BEGIN RECORD EXTRACTS

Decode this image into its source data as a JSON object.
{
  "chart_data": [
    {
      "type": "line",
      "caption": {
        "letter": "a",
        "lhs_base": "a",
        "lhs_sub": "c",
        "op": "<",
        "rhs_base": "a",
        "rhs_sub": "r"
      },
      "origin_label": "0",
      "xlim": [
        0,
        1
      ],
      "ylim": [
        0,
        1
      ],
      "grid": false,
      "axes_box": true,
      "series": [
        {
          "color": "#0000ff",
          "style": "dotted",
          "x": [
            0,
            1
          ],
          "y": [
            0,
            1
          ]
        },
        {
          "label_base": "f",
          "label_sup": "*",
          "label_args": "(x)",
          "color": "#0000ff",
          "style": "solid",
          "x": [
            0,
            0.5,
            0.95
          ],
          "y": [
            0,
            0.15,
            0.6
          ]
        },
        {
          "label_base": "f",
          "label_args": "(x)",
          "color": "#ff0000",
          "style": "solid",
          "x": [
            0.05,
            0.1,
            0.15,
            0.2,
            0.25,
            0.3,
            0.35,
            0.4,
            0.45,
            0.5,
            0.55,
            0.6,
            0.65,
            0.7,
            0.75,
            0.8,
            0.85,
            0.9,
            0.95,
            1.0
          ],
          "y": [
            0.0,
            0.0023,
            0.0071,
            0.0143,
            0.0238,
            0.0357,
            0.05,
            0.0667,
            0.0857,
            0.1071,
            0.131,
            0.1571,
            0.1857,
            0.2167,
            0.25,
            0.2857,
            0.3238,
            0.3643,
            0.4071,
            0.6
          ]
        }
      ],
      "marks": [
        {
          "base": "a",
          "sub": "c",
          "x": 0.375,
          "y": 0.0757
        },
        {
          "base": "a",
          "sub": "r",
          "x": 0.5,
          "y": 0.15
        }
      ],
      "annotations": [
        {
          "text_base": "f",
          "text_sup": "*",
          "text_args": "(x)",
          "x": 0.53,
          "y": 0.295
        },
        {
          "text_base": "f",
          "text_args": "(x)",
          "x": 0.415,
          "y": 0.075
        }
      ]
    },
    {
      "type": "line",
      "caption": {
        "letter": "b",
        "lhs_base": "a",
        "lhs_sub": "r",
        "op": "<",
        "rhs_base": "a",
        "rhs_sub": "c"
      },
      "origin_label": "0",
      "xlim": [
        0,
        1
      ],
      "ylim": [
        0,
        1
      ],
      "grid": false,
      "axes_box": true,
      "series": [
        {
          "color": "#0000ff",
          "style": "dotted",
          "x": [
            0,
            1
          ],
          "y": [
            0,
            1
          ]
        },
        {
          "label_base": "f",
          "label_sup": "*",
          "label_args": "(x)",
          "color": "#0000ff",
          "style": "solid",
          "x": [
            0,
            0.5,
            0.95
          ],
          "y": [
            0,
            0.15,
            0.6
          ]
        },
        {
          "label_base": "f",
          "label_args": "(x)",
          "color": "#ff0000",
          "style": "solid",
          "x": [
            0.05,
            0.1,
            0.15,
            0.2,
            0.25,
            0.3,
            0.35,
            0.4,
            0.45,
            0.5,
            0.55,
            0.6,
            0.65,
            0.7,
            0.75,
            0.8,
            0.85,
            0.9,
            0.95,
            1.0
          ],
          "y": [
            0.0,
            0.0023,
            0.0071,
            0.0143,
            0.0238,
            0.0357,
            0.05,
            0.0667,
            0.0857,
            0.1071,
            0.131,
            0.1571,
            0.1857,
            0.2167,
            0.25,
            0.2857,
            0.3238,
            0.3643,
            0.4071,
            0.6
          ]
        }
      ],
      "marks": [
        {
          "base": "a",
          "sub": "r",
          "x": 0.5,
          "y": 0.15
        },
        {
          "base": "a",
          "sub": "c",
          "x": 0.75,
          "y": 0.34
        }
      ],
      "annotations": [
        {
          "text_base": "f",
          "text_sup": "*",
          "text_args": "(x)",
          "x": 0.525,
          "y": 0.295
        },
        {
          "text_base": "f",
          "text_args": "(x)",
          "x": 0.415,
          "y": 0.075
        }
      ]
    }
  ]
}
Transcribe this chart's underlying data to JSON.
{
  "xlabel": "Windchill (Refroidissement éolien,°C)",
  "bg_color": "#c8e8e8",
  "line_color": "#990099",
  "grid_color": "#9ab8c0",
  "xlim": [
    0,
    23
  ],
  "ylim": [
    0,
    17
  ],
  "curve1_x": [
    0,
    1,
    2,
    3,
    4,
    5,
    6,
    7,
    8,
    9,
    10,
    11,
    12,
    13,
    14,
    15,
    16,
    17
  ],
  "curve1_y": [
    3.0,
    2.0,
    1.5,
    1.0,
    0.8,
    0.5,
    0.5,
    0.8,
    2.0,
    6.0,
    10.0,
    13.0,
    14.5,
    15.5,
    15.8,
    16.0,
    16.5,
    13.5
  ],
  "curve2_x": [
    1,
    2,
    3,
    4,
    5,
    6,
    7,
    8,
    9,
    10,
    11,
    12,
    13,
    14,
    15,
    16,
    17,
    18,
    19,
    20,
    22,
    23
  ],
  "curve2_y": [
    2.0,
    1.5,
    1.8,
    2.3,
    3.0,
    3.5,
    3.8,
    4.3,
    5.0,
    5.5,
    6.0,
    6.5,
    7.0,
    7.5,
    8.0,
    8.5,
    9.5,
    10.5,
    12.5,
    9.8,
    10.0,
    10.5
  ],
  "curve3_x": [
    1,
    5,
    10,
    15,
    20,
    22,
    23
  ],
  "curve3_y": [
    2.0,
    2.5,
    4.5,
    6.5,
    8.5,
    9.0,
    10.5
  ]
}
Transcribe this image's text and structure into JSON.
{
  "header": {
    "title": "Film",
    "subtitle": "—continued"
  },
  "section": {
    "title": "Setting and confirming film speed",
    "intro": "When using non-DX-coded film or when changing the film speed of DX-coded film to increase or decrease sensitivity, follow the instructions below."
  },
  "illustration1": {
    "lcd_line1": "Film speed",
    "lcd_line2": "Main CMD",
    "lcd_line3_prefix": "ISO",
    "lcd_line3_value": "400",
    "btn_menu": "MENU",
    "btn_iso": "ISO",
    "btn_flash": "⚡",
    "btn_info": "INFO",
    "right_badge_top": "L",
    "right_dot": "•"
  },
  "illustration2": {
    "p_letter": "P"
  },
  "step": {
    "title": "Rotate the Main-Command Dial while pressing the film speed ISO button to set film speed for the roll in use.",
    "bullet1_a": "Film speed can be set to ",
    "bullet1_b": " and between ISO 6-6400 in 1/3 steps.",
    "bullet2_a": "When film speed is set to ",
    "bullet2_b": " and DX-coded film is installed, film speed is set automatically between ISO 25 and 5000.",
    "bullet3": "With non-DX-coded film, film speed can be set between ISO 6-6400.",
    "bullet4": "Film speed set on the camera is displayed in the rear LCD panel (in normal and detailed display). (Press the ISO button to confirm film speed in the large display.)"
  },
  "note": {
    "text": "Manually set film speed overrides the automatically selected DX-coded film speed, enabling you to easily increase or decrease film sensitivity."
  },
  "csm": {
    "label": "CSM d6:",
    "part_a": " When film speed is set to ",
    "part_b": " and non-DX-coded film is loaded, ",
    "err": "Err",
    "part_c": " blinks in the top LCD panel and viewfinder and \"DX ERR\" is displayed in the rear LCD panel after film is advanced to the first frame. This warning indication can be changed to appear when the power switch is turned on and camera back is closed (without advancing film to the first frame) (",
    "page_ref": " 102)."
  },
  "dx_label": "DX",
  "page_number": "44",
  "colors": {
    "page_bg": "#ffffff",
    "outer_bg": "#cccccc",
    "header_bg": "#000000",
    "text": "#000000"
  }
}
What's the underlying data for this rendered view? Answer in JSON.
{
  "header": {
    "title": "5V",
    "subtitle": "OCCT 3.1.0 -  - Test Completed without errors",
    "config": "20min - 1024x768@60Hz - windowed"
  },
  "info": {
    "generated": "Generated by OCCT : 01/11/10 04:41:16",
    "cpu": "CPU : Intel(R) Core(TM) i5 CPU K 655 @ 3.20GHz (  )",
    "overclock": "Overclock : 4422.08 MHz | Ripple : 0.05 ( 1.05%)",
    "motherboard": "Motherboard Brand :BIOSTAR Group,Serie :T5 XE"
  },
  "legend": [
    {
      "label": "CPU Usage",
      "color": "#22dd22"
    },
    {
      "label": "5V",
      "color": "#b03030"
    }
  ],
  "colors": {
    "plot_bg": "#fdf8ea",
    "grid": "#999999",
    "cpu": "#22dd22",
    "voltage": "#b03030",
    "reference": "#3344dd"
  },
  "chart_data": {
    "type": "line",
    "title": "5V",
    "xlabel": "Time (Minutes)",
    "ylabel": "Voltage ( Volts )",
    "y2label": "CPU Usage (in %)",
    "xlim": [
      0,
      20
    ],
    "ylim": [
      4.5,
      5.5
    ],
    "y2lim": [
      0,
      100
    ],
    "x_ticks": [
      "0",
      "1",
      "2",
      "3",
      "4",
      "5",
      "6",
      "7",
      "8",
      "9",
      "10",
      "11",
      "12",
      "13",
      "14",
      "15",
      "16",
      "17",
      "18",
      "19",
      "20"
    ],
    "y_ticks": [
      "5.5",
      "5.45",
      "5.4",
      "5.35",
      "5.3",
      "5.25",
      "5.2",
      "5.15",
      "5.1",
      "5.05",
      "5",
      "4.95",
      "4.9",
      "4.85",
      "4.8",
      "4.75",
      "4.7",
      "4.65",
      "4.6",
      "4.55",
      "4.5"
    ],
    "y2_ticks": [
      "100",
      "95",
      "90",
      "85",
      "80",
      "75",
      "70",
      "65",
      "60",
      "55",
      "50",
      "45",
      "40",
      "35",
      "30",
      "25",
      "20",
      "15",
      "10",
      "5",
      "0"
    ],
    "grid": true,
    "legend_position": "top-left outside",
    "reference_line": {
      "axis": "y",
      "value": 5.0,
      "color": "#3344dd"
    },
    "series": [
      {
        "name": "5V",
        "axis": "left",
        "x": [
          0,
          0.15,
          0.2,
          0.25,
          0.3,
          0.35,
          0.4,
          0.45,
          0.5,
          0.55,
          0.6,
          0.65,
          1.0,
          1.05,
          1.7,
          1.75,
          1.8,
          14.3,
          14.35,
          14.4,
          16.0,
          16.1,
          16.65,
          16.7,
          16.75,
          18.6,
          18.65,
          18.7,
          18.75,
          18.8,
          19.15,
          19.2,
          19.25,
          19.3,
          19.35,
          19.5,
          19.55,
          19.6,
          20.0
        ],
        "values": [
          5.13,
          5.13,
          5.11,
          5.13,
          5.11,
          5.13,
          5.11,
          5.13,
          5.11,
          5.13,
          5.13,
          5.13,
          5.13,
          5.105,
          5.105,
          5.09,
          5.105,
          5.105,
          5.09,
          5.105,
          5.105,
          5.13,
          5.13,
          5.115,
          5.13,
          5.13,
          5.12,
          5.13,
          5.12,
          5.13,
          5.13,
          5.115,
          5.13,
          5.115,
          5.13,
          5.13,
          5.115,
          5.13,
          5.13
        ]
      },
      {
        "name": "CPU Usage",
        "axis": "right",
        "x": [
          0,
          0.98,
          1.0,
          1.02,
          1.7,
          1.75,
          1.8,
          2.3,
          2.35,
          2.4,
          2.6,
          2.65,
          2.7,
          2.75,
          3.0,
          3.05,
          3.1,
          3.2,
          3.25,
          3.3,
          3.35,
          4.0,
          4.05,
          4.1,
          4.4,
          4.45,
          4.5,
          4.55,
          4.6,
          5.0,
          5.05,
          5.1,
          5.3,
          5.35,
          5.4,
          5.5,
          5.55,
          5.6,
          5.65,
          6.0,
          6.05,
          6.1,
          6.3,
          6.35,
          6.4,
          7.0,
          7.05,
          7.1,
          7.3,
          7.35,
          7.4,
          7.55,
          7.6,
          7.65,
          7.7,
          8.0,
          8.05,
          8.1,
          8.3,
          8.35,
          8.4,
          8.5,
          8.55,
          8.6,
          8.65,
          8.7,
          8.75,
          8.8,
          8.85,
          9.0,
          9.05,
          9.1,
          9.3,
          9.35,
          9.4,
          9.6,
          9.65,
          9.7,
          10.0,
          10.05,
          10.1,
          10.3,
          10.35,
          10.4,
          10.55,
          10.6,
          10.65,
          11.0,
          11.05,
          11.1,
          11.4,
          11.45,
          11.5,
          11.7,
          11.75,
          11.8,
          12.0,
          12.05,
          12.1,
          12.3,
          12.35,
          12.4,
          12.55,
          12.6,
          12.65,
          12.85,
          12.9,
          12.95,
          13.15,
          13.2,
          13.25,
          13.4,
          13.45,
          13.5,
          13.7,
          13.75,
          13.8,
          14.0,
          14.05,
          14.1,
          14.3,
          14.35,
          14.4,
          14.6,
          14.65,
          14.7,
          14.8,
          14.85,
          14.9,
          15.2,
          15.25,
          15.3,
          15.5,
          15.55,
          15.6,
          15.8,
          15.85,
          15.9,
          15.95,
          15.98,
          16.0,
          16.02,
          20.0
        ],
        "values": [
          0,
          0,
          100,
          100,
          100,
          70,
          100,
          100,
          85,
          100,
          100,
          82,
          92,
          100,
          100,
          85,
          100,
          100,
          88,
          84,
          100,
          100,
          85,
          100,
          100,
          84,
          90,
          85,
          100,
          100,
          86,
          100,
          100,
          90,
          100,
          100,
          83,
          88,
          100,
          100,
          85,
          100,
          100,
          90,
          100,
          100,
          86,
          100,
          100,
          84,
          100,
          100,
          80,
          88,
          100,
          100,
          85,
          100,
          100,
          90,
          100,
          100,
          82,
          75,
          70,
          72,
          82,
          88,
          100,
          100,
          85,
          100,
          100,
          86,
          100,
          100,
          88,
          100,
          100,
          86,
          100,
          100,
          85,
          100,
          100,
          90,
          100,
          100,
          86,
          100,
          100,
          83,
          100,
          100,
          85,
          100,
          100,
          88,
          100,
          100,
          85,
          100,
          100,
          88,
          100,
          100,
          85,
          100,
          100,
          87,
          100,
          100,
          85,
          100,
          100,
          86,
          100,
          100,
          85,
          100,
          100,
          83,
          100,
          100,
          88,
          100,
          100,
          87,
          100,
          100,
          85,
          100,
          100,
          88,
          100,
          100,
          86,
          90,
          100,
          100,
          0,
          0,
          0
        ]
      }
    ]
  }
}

END RECORD EXTRACTS

▸ **WHAT THIS TASK INVOLVES**: Tell how many lines above contain the word "automatically". Give the number alone.

▸ **SOLUTION**: 2